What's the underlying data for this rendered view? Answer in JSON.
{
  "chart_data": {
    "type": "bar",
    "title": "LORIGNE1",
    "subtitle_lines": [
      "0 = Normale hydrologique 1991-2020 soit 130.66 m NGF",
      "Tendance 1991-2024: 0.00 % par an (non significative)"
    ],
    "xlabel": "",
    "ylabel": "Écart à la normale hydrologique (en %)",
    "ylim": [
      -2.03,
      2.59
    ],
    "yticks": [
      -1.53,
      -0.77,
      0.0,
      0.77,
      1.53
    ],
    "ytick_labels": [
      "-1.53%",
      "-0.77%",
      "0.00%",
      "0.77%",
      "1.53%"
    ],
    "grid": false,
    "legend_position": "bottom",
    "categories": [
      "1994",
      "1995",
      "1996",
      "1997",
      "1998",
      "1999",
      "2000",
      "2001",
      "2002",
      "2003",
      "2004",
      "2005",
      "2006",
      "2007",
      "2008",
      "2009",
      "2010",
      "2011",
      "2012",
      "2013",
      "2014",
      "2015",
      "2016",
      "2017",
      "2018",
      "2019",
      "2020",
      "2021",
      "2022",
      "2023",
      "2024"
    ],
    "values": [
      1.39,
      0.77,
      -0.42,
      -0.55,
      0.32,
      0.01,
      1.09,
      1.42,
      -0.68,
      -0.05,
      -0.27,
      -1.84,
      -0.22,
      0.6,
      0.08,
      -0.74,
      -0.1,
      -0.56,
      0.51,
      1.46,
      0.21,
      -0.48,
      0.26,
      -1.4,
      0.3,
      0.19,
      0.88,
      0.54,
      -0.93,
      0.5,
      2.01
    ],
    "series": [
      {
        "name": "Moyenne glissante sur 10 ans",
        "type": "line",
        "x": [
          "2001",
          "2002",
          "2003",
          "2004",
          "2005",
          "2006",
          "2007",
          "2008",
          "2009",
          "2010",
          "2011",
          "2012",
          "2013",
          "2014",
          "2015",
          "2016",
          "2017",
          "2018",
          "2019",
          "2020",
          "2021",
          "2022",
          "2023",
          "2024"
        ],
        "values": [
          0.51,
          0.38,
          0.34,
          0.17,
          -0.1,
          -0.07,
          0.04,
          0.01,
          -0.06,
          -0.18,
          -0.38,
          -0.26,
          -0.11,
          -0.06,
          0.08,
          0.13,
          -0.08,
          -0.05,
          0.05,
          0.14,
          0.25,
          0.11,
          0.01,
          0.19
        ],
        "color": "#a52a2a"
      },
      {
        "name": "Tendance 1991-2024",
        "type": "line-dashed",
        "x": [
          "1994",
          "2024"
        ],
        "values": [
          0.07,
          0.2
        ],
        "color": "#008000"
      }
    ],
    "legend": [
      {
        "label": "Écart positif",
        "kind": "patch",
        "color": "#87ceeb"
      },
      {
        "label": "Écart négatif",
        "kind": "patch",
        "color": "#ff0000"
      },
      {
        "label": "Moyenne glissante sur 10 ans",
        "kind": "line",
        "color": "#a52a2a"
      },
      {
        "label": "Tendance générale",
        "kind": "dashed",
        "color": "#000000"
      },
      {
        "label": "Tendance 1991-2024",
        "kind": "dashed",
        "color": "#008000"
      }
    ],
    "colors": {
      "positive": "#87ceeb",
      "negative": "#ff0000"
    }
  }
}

☆ ☆ ☆ ☆ ☆ ☆ ☆

__AIM__
Set every line of the listing down word for word.

__COMPLETE RESPONSE__
What's the underlying data for this rendered view? Answer in JSON.
{
  "chart_data": {
    "type": "bar",
    "title": "LORIGNE1",
    "subtitle_lines": [
      "0 = Normale hydrologique 1991-2020 soit 130.66 m NGF",
      "Tendance 1991-2024: 0.00 % par an (non significative)"
    ],
    "xlabel": "",
    "ylabel": "Écart à la normale hydrologique (en %)",
    "ylim": [
      -2.03,
      2.59
    ],
    "yticks": [
      -1.53,
      -0.77,
      0.0,
      0.77,
      1.53
    ],
    "ytick_labels": [
      "-1.53%",
      "-0.77%",
      "0.00%",
      "0.77%",
      "1.53%"
    ],
    "grid": false,
    "legend_position": "bottom",
    "categories": [
      "1994",
      "1995",
      "1996",
      "1997",
      "1998",
      "1999",
      "2000",
      "2001",
      "2002",
      "2003",
      "2004",
      "2005",
      "2006",
      "2007",
      "2008",
      "2009",
      "2010",
      "2011",
      "2012",
      "2013",
      "2014",
      "2015",
      "2016",
      "2017",
      "2018",
      "2019",
      "2020",
      "2021",
      "2022",
      "2023",
      "2024"
    ],
    "values": [
      1.39,
      0.77,
      -0.42,
      -0.55,
      0.32,
      0.01,
      1.09,
      1.42,
      -0.68,
      -0.05,
      -0.27,
      -1.84,
      -0.22,
      0.6,
      0.08,
      -0.74,
      -0.1,
      -0.56,
      0.51,
      1.46,
      0.21,
      -0.48,
      0.26,
      -1.4,
      0.3,
      0.19,
      0.88,
      0.54,
      -0.93,
      0.5,
      2.01
    ],
    "series": [
      {
        "name": "Moyenne glissante sur 10 ans",
        "type": "line",
        "x": [
          "2001",
          "2002",
          "2003",
          "2004",
          "2005",
          "2006",
          "2007",
          "2008",
          "2009",
          "2010",
          "2011",
          "2012",
          "2013",
          "2014",
          "2015",
          "2016",
          "2017",
          "2018",
          "2019",
          "2020",
          "2021",
          "2022",
          "2023",
          "2024"
        ],
        "values": [
          0.51,
          0.38,
          0.34,
          0.17,
          -0.1,
          -0.07,
          0.04,
          0.01,
          -0.06,
          -0.18,
          -0.38,
          -0.26,
          -0.11,
          -0.06,
          0.08,
          0.13,
          -0.08,
          -0.05,
          0.05,
          0.14,
          0.25,
          0.11,
          0.01,
          0.19
        ],
        "color": "#a52a2a"
      },
      {
        "name": "Tendance 1991-2024",
        "type": "line-dashed",
        "x": [
          "1994",
          "2024"
        ],
        "values": [
          0.07,
          0.2
        ],
        "color": "#008000"
      }
    ],
    "legend": [
      {
        "label": "Écart positif",
        "kind": "patch",
        "color": "#87ceeb"
      },
      {
        "label": "Écart négatif",
        "kind": "patch",
        "color": "#ff0000"
      },
      {
        "label": "Moyenne glissante sur 10 ans",
        "kind": "line",
        "color": "#a52a2a"
      },
      {
        "label": "Tendance générale",
        "kind": "dashed",
        "color": "#000000"
      },
      {
        "label": "Tendance 1991-2024",
        "kind": "dashed",
        "color": "#008000"
      }
    ],
    "colors": {
      "positive": "#87ceeb",
      "negative": "#ff0000"
    }
  }
}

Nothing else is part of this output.